■ **What is needed**
Restate each of the lines given below, word for word.

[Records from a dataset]
++++++

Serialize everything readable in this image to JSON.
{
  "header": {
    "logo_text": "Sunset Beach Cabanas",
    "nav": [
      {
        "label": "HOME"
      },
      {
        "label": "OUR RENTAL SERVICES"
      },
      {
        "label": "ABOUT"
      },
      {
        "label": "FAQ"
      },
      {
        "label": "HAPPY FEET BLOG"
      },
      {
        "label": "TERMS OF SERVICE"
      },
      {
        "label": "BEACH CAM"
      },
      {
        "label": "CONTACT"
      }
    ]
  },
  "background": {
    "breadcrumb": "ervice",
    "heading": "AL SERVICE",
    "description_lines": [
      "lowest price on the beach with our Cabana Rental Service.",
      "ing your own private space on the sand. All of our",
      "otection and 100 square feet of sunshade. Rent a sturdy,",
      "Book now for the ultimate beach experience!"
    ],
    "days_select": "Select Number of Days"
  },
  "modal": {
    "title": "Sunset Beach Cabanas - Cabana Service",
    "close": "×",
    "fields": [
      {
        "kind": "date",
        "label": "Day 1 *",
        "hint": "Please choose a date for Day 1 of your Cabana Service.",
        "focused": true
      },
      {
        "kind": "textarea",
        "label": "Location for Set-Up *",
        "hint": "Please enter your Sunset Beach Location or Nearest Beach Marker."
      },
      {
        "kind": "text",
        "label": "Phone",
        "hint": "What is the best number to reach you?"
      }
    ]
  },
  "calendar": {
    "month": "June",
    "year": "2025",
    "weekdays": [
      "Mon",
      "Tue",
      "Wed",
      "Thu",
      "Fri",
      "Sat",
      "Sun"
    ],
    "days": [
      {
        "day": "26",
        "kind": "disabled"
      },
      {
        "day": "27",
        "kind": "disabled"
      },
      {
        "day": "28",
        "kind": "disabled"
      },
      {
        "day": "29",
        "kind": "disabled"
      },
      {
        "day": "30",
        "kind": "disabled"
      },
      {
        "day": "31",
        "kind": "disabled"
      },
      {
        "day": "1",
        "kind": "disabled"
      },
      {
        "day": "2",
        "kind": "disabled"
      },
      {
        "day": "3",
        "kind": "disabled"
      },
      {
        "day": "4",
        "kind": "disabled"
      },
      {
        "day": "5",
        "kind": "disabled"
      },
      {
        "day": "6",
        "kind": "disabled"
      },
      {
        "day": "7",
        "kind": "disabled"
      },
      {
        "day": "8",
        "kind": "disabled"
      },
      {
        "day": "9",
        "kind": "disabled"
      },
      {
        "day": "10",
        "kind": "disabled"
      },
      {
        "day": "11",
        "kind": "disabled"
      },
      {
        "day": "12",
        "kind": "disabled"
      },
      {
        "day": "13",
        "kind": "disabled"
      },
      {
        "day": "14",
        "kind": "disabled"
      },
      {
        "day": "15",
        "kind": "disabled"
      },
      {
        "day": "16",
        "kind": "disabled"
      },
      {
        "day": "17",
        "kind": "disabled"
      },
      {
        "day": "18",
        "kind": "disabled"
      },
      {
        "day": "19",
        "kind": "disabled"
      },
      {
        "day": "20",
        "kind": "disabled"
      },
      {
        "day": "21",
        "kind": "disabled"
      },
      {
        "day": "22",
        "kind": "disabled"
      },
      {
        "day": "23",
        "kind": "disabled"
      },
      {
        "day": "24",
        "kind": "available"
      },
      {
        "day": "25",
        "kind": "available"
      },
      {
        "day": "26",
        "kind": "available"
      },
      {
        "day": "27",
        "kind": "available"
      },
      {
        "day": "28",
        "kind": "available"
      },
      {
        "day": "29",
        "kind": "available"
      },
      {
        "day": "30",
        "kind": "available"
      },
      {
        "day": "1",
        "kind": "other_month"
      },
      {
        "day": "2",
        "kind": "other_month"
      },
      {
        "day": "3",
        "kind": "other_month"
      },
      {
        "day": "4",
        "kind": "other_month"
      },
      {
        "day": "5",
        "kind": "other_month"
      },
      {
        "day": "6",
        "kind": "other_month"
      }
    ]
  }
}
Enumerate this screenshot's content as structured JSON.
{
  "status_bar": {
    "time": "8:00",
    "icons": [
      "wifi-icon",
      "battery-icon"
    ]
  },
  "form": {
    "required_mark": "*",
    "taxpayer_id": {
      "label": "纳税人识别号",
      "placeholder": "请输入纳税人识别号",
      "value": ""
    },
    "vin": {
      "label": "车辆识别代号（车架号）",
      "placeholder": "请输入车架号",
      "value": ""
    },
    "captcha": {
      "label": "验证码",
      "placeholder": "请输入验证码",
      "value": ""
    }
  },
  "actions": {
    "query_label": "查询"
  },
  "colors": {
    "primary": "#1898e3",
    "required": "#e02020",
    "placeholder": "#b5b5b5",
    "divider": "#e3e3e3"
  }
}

++++++

■ **Response for this exercise**
Serialize everything readable in this image to JSON.
{
  "header": {
    "logo_text": "Sunset Beach Cabanas",
    "nav": [
      {
        "label": "HOME"
      },
      {
        "label": "OUR RENTAL SERVICES"
      },
      {
        "label": "ABOUT"
      },
      {
        "label": "FAQ"
      },
      {
        "label": "HAPPY FEET BLOG"
      },
      {
        "label": "TERMS OF SERVICE"
      },
      {
        "label": "BEACH CAM"
      },
      {
        "label": "CONTACT"
      }
    ]
  },
  "background": {
    "breadcrumb": "ervice",
    "heading": "AL SERVICE",
    "description_lines": [
      "lowest price on the beach with our Cabana Rental Service.",
      "ing your own private space on the sand. All of our",
      "otection and 100 square feet of sunshade. Rent a sturdy,",
      "Book now for the ultimate beach experience!"
    ],
    "days_select": "Select Number of Days"
  },
  "modal": {
    "title": "Sunset Beach Cabanas - Cabana Service",
    "close": "×",
    "fields": [
      {
        "kind": "date",
        "label": "Day 1 *",
        "hint": "Please choose a date for Day 1 of your Cabana Service.",
        "focused": true
      },
      {
        "kind": "textarea",
        "label": "Location for Set-Up *",
        "hint": "Please enter your Sunset Beach Location or Nearest Beach Marker."
      },
      {
        "kind": "text",
        "label": "Phone",
        "hint": "What is the best number to reach you?"
      }
    ]
  },
  "calendar": {
    "month": "June",
    "year": "2025",
    "weekdays": [
      "Mon",
      "Tue",
      "Wed",
      "Thu",
      "Fri",
      "Sat",
      "Sun"
    ],
    "days": [
      {
        "day": "26",
        "kind": "disabled"
      },
      {
        "day": "27",
        "kind": "disabled"
      },
      {
        "day": "28",
        "kind": "disabled"
      },
      {
        "day": "29",
        "kind": "disabled"
      },
      {
        "day": "30",
        "kind": "disabled"
      },
      {
        "day": "31",
        "kind": "disabled"
      },
      {
        "day": "1",
        "kind": "disabled"
      },
      {
        "day": "2",
        "kind": "disabled"
      },
      {
        "day": "3",
        "kind": "disabled"
      },
      {
        "day": "4",
        "kind": "disabled"
      },
      {
        "day": "5",
        "kind": "disabled"
      },
      {
        "day": "6",
        "kind": "disabled"
      },
      {
        "day": "7",
        "kind": "disabled"
      },
      {
        "day": "8",
        "kind": "disabled"
      },
      {
        "day": "9",
        "kind": "disabled"
      },
      {
        "day": "10",
        "kind": "disabled"
      },
      {
        "day": "11",
        "kind": "disabled"
      },
      {
        "day": "12",
        "kind": "disabled"
      },
      {
        "day": "13",
        "kind": "disabled"
      },
      {
        "day": "14",
        "kind": "disabled"
      },
      {
        "day": "15",
        "kind": "disabled"
      },
      {
        "day": "16",
        "kind": "disabled"
      },
      {
        "day": "17",
        "kind": "disabled"
      },
      {
        "day": "18",
        "kind": "disabled"
      },
      {
        "day": "19",
        "kind": "disabled"
      },
      {
        "day": "20",
        "kind": "disabled"
      },
      {
        "day": "21",
        "kind": "disabled"
      },
      {
        "day": "22",
        "kind": "disabled"
      },
      {
        "day": "23",
        "kind": "disabled"
      },
      {
        "day": "24",
        "kind": "available"
      },
      {
        "day": "25",
        "kind": "available"
      },
      {
        "day": "26",
        "kind": "available"
      },
      {
        "day": "27",
        "kind": "available"
      },
      {
        "day": "28",
        "kind": "available"
      },
      {
        "day": "29",
        "kind": "available"
      },
      {
        "day": "30",
        "kind": "available"
      },
      {
        "day": "1",
        "kind": "other_month"
      },
      {
        "day": "2",
        "kind": "other_month"
      },
      {
        "day": "3",
        "kind": "other_month"
      },
      {
        "day": "4",
        "kind": "other_month"
      },
      {
        "day": "5",
        "kind": "other_month"
      },
      {
        "day": "6",
        "kind": "other_month"
      }
    ]
  }
}
Enumerate this screenshot's content as structured JSON.
{
  "status_bar": {
    "time": "8:00",
    "icons": [
      "wifi-icon",
      "battery-icon"
    ]
  },
  "form": {
    "required_mark": "*",
    "taxpayer_id": {
      "label": "纳税人识别号",
      "placeholder": "请输入纳税人识别号",
      "value": ""
    },
    "vin": {
      "label": "车辆识别代号（车架号）",
      "placeholder": "请输入车架号",
      "value": ""
    },
    "captcha": {
      "label": "验证码",
      "placeholder": "请输入验证码",
      "value": ""
    }
  },
  "actions": {
    "query_label": "查询"
  },
  "colors": {
    "primary": "#1898e3",
    "required": "#e02020",
    "placeholder": "#b5b5b5",
    "divider": "#e3e3e3"
  }
}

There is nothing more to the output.